>> BEGIN INFORMATION GIVEN
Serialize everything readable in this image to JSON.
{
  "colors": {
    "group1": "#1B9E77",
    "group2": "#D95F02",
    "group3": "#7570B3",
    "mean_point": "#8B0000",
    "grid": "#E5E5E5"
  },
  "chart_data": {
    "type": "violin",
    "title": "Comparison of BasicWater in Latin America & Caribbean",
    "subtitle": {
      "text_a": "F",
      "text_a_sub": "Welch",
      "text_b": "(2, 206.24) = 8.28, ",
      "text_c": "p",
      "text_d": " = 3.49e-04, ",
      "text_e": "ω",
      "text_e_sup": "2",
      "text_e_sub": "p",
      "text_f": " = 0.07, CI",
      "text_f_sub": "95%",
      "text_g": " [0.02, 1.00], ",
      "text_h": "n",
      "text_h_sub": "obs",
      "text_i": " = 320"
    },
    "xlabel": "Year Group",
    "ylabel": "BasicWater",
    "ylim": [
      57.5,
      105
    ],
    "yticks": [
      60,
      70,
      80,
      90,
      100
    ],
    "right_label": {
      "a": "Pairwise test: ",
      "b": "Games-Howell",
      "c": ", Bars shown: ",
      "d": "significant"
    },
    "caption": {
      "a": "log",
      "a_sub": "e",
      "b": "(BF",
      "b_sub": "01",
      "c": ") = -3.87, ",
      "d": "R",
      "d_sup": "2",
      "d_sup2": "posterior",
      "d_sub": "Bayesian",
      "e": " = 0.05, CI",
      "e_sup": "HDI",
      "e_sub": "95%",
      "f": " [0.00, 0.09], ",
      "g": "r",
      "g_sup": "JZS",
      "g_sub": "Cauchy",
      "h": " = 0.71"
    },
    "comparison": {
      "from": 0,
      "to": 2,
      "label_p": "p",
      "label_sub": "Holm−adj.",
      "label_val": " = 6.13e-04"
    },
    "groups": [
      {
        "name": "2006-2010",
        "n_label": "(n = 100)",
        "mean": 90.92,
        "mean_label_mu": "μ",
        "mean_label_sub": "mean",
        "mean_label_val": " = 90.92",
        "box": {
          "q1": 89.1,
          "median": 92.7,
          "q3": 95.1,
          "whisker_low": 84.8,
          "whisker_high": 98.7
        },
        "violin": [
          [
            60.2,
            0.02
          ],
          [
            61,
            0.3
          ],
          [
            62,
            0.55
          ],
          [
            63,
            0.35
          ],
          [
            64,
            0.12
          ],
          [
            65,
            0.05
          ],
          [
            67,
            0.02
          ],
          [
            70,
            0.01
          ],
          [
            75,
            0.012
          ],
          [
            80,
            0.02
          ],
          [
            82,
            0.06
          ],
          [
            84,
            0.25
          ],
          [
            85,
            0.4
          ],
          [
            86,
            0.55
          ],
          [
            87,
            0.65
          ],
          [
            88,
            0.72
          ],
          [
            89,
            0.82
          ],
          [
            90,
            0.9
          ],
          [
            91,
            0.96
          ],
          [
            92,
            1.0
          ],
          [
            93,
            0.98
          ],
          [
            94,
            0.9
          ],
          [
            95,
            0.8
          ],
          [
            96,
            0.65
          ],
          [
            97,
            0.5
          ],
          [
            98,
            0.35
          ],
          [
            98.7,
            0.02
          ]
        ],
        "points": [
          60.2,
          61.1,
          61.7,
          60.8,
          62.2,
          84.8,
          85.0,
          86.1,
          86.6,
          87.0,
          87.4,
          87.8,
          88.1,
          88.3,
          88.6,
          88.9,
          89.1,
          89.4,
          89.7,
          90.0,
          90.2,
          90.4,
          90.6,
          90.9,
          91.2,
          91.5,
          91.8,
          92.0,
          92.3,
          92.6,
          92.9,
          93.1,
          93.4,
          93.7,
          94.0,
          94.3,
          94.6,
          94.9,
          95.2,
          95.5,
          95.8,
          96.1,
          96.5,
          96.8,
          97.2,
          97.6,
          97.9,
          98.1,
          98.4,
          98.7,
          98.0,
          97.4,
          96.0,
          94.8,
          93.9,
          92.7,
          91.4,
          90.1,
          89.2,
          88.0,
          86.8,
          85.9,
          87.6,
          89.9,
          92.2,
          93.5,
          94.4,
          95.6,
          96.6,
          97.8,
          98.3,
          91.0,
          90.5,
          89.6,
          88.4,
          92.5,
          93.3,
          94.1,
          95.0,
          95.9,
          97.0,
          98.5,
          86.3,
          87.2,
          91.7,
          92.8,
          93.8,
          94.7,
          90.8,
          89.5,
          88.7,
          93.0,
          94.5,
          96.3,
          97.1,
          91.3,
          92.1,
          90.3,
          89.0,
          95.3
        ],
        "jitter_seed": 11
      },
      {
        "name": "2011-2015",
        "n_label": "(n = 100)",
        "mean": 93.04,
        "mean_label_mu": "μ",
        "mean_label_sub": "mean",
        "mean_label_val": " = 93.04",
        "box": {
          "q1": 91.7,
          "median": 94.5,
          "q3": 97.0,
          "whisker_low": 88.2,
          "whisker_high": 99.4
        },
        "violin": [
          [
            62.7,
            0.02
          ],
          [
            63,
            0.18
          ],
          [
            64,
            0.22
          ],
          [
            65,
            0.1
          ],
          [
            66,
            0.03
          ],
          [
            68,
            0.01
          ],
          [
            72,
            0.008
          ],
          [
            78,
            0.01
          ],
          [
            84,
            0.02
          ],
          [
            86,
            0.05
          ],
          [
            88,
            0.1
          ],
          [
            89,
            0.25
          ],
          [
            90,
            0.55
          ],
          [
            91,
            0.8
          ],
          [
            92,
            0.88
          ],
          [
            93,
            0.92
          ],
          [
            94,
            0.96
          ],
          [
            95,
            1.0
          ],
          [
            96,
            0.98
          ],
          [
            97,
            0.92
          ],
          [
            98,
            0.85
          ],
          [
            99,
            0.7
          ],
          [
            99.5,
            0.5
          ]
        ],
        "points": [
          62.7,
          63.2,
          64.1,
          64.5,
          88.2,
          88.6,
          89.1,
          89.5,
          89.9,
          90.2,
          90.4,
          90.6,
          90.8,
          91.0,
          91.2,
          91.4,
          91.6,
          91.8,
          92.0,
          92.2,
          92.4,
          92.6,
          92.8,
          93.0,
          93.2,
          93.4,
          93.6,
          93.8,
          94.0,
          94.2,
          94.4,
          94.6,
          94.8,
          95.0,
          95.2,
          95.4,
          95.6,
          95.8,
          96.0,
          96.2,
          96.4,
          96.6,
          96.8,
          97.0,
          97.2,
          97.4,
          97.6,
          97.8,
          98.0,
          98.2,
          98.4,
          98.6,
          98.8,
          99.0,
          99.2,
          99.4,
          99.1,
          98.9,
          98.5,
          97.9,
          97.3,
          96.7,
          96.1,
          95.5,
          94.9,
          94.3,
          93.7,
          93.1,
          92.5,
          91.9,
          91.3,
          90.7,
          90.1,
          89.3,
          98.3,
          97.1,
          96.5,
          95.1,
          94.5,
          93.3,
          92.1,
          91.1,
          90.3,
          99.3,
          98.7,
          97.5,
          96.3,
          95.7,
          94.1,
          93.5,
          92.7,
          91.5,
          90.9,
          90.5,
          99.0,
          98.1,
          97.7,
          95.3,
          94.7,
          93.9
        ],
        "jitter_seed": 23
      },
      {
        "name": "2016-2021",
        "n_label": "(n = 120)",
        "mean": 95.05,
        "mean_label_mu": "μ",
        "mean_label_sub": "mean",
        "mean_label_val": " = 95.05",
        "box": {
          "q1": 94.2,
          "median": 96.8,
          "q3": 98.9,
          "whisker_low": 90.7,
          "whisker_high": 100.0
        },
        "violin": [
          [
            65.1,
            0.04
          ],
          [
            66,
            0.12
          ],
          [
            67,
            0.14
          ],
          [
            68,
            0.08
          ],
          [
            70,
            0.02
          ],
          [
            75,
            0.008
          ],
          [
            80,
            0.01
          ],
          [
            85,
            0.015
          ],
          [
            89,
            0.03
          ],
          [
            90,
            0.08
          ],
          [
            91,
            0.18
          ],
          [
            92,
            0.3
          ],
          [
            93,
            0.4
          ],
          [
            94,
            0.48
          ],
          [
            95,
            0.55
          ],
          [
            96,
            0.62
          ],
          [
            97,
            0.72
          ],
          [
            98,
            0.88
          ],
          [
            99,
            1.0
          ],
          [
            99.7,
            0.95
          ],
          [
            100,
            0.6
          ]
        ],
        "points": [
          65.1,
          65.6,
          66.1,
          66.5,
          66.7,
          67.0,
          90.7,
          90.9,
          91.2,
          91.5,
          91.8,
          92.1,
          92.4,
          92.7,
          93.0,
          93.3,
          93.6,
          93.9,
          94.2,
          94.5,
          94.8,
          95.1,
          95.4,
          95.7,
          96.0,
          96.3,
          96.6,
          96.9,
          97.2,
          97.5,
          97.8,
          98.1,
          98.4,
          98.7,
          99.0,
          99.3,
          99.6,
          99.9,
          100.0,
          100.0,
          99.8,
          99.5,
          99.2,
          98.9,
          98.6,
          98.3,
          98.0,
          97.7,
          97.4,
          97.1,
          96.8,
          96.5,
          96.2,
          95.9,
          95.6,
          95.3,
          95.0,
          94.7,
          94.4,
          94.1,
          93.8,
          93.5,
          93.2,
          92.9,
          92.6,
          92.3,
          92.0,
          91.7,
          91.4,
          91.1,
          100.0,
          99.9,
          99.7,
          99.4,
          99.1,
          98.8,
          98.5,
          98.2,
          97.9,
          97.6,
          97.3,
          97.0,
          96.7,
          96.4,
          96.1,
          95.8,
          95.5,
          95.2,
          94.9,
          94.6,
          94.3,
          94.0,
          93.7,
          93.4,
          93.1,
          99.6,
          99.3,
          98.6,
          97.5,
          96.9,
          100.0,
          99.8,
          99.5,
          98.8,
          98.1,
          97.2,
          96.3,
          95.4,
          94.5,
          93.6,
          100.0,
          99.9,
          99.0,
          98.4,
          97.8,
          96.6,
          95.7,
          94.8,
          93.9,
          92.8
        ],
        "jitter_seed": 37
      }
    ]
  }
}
>> END INFORMATION GIVEN
STATED GOAL: Wherever a line in the data above holds "name", copy that line.

SOLUTION BELOW:
        "name": "2006-2010",
        "name": "2011-2015",
        "name": "2016-2021",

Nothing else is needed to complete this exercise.